Task description -
Keep only the lines where "Frascold" appears.

┄┄┄┄┄┄┄┄┄┄

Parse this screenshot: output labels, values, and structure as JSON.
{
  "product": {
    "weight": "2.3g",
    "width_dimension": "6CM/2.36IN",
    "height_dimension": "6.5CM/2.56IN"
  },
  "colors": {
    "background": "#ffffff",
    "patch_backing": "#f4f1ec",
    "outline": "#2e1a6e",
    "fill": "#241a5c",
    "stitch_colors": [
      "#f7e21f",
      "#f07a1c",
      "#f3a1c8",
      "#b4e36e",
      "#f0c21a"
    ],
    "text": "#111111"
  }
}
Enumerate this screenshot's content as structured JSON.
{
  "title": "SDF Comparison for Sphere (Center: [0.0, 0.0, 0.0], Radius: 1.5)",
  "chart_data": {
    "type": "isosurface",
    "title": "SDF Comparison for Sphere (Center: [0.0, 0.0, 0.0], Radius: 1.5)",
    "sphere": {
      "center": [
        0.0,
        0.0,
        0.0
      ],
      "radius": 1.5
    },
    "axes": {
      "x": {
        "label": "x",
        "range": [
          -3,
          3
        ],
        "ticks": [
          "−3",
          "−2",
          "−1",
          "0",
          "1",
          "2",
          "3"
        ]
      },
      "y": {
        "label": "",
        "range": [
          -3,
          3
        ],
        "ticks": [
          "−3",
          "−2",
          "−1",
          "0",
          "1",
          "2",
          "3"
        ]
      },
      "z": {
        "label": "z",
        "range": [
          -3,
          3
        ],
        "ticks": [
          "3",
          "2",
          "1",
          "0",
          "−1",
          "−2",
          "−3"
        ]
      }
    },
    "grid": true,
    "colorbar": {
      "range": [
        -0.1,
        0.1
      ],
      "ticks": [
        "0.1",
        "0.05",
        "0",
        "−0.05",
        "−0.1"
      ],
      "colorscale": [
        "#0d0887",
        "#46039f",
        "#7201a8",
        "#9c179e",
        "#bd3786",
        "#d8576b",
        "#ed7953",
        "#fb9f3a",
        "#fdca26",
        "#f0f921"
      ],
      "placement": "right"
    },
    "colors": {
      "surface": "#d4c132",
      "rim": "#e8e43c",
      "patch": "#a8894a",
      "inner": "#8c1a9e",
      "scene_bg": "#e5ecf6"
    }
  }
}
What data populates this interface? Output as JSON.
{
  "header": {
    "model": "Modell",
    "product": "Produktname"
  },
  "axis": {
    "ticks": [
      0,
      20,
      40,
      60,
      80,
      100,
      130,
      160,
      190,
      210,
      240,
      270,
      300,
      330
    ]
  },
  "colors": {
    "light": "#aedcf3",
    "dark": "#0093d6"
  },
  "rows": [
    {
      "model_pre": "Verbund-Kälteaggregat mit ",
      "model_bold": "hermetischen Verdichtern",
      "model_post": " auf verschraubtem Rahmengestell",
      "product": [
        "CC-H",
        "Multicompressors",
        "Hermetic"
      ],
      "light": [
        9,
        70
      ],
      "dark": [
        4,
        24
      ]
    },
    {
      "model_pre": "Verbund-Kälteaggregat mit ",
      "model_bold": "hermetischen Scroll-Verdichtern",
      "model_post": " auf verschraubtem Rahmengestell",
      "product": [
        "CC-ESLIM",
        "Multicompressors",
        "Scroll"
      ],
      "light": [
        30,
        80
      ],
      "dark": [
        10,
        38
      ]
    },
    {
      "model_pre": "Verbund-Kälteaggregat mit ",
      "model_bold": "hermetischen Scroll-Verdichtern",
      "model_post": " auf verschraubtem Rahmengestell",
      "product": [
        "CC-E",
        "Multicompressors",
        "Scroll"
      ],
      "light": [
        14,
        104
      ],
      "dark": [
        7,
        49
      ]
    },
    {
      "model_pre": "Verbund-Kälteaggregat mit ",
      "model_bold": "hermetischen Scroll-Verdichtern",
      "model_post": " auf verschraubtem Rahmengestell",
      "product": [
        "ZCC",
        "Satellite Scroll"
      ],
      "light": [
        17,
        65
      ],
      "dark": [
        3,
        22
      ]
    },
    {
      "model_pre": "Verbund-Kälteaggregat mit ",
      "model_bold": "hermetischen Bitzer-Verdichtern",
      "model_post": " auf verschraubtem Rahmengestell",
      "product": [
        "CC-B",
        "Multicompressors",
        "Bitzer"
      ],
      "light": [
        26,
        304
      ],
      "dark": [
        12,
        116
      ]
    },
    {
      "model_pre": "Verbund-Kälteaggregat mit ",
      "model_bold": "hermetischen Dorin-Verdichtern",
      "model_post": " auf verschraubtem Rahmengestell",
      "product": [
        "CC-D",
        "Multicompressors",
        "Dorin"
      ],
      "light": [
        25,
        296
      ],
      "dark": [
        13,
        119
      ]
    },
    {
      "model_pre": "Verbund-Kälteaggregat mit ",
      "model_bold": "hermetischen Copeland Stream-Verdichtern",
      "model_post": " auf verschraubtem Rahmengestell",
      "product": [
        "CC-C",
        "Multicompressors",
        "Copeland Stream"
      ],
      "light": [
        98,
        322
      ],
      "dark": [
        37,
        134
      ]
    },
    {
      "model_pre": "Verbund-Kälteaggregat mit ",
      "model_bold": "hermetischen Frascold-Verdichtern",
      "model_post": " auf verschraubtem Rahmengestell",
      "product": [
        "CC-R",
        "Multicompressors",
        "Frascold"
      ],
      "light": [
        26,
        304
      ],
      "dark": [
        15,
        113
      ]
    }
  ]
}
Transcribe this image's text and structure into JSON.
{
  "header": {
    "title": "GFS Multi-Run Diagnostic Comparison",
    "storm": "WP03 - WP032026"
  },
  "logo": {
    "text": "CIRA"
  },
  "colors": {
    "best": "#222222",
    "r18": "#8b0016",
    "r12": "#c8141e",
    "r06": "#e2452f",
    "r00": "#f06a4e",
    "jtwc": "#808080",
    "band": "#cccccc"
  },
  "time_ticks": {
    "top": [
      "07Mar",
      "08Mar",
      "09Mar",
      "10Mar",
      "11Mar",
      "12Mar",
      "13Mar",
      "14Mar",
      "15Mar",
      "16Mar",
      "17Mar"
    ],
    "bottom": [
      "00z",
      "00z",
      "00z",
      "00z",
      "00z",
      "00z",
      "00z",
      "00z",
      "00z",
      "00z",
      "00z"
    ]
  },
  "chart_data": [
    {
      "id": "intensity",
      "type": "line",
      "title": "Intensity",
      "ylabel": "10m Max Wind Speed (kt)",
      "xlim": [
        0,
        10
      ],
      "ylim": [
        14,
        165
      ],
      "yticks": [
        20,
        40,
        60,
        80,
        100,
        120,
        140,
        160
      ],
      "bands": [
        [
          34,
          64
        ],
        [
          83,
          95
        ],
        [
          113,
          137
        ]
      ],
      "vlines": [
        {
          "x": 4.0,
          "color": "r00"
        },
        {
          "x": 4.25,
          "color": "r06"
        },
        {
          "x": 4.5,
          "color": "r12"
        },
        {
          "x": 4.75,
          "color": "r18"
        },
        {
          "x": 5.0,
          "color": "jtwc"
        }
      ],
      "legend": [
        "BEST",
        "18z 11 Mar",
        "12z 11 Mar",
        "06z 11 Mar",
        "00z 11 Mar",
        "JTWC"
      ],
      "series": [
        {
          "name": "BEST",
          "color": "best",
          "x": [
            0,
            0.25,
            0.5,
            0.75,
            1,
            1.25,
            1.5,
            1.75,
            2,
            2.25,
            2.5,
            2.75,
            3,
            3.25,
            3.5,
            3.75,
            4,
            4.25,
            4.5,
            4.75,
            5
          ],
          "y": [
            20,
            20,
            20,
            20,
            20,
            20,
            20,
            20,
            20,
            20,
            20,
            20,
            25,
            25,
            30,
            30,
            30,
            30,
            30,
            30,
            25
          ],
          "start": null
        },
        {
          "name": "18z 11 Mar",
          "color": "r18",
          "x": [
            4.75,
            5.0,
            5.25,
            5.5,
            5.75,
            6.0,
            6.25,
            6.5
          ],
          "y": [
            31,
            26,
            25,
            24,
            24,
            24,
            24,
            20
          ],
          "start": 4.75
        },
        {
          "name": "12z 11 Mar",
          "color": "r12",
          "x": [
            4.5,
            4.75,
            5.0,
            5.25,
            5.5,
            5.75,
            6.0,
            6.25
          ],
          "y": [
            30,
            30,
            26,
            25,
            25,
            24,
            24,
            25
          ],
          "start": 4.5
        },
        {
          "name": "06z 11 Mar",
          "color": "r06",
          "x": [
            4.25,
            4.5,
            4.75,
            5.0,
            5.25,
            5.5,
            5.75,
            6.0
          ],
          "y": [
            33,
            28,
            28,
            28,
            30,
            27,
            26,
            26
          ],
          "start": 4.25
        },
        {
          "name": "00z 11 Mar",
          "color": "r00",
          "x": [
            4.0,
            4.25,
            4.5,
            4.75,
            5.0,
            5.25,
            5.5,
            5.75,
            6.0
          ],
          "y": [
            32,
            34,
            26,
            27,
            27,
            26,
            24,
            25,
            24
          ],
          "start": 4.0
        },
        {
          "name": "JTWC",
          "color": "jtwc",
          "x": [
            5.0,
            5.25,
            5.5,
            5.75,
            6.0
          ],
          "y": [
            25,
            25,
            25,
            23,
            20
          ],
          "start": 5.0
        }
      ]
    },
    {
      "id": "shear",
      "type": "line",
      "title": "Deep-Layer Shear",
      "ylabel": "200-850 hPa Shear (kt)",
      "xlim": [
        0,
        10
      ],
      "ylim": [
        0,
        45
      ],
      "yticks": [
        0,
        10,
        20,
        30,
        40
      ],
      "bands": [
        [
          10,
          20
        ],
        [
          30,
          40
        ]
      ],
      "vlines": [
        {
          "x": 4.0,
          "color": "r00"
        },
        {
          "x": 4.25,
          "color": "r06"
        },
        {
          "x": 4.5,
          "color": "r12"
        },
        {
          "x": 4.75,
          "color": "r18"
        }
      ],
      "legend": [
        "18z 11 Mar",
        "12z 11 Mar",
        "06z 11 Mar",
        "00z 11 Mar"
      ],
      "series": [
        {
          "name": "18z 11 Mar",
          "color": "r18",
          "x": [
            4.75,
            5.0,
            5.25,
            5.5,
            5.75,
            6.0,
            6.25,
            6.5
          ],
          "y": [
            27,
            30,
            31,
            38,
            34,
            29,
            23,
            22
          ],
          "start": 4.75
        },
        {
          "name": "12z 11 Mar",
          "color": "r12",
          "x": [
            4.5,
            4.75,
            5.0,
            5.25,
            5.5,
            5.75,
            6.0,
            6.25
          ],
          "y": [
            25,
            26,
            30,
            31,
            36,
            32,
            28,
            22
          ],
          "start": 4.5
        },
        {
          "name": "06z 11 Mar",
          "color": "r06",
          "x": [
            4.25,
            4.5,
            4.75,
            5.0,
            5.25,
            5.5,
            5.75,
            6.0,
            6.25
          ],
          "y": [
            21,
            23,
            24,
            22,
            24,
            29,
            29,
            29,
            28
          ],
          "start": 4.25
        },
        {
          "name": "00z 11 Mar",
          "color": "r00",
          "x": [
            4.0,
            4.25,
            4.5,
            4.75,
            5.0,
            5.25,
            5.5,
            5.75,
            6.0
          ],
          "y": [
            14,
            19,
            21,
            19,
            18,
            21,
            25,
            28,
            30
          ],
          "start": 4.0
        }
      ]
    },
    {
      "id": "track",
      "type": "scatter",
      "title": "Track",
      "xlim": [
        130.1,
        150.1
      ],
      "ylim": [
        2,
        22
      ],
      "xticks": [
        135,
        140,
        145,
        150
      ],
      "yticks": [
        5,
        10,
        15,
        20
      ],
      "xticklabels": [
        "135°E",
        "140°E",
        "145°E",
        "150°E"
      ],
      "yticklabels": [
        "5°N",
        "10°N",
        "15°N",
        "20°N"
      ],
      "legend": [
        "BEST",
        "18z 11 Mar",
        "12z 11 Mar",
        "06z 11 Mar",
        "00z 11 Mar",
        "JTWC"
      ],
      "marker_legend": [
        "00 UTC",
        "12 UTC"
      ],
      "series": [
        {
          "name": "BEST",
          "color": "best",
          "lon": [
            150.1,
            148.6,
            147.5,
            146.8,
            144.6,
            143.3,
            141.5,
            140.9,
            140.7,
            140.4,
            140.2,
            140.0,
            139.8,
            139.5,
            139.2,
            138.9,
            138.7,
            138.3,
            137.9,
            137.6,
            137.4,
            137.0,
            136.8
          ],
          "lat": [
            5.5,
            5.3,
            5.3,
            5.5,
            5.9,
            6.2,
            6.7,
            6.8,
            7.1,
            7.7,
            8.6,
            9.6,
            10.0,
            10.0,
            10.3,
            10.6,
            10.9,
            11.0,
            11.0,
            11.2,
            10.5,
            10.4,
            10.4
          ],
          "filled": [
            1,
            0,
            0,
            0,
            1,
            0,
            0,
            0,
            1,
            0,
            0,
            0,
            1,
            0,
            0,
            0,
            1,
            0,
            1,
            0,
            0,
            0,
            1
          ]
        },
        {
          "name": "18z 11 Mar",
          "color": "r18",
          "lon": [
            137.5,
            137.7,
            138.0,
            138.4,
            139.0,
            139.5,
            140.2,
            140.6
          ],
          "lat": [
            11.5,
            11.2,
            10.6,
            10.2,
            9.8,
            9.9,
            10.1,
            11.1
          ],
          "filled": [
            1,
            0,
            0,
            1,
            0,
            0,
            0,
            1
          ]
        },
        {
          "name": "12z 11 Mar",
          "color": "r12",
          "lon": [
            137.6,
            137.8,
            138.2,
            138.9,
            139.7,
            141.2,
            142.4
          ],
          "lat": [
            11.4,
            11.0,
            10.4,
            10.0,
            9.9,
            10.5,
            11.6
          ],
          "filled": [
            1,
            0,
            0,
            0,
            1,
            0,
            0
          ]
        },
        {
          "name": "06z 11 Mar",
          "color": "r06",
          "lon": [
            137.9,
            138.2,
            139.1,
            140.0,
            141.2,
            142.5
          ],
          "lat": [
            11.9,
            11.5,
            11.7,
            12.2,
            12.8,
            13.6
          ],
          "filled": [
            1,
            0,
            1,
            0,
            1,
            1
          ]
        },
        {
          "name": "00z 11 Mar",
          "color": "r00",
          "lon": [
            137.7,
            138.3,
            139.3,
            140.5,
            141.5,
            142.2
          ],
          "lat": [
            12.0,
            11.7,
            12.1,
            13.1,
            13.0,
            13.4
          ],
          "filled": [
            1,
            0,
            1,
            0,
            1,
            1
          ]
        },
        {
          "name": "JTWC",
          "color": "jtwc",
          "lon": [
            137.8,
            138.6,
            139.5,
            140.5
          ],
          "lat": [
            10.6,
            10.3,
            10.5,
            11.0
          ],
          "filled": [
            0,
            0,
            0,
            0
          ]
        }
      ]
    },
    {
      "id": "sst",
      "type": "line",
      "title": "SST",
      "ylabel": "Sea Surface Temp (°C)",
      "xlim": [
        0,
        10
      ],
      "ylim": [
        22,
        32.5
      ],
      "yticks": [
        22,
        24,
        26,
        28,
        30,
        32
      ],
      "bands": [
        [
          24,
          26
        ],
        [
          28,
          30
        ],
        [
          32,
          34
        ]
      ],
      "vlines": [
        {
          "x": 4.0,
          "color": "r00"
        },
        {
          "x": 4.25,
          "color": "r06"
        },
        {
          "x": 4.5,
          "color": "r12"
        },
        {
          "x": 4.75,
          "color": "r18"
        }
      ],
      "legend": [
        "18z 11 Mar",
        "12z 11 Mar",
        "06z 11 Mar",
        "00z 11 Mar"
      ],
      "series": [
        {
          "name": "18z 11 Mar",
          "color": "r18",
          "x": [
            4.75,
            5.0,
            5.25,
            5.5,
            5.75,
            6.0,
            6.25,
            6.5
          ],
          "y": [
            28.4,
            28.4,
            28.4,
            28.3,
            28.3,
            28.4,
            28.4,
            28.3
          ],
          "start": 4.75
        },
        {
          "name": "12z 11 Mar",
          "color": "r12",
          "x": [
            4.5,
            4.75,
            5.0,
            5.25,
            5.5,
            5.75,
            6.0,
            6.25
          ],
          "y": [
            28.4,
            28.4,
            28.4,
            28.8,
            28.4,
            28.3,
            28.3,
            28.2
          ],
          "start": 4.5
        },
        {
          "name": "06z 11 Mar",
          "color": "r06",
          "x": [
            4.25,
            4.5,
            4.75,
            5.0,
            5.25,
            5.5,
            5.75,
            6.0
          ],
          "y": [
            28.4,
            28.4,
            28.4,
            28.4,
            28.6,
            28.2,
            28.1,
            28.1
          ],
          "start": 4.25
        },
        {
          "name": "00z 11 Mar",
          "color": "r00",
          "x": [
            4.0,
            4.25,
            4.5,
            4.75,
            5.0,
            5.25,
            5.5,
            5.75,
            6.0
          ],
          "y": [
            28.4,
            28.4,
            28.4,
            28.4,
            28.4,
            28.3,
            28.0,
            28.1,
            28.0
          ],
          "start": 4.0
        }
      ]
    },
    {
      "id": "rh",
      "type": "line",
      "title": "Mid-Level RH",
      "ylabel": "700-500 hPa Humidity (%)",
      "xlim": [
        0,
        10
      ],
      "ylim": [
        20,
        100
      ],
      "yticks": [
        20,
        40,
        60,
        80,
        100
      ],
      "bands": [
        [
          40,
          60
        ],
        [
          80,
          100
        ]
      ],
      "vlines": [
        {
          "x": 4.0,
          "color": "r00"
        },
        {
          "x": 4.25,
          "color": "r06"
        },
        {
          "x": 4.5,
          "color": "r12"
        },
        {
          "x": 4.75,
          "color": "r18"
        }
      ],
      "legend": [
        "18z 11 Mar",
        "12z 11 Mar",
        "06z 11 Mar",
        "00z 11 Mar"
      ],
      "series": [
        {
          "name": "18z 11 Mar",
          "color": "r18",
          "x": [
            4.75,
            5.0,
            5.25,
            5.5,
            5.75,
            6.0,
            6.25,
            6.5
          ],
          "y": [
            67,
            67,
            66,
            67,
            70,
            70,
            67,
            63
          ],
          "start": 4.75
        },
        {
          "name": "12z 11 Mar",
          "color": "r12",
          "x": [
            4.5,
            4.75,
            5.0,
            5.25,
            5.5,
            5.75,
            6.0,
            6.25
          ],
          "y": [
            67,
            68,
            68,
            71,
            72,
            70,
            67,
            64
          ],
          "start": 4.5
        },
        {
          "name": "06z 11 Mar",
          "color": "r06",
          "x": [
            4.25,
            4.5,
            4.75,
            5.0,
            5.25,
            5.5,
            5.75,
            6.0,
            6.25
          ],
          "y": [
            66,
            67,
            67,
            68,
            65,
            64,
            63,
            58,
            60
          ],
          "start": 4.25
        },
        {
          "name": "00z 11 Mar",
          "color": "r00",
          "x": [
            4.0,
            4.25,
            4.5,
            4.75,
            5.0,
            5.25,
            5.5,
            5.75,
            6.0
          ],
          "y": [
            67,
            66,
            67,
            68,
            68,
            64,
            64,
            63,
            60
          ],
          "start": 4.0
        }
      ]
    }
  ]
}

┄┄┄┄┄┄┄┄┄┄

Written answer -
      "model_bold": "hermetischen Frascold-Verdichtern",
        "Frascold"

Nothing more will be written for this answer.